--- Start ---
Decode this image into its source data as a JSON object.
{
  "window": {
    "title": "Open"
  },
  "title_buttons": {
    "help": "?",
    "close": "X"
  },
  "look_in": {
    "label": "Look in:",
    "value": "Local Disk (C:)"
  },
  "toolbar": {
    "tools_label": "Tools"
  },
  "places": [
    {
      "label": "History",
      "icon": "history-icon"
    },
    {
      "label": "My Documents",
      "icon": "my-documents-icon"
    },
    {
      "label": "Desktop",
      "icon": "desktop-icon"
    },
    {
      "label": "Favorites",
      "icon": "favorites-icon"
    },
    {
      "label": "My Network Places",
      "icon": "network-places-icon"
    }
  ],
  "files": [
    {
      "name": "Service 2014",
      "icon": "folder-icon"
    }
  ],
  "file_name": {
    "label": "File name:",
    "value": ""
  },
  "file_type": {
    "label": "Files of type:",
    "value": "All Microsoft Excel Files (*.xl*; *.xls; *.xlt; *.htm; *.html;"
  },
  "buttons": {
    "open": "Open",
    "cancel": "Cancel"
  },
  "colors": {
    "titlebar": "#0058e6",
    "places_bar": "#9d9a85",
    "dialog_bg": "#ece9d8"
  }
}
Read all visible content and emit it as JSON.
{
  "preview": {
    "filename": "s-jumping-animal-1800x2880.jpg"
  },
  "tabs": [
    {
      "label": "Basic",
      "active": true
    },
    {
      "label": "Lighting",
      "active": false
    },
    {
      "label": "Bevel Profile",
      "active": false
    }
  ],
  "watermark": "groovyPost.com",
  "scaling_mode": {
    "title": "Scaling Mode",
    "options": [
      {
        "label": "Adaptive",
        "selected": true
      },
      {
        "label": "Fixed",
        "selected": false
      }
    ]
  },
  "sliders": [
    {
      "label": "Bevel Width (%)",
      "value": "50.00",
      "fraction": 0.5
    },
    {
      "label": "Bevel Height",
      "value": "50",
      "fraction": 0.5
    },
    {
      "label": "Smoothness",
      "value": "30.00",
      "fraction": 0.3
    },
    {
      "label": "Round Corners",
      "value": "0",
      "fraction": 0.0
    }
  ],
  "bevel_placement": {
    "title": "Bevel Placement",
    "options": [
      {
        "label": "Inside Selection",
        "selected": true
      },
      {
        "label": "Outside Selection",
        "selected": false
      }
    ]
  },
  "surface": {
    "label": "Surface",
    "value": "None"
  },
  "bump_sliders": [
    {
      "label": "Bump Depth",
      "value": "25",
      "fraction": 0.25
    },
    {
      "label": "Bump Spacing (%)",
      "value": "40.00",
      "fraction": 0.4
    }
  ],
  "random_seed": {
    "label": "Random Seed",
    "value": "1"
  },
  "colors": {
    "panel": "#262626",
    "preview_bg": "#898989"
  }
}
--- End ---
### TASK TO COMPLETE
Pick out each line above that includes "JSON" and show it.

### ANSWER TO THE EXERCISE
Decode this image into its source data as a JSON object.
Read all visible content and emit it as JSON.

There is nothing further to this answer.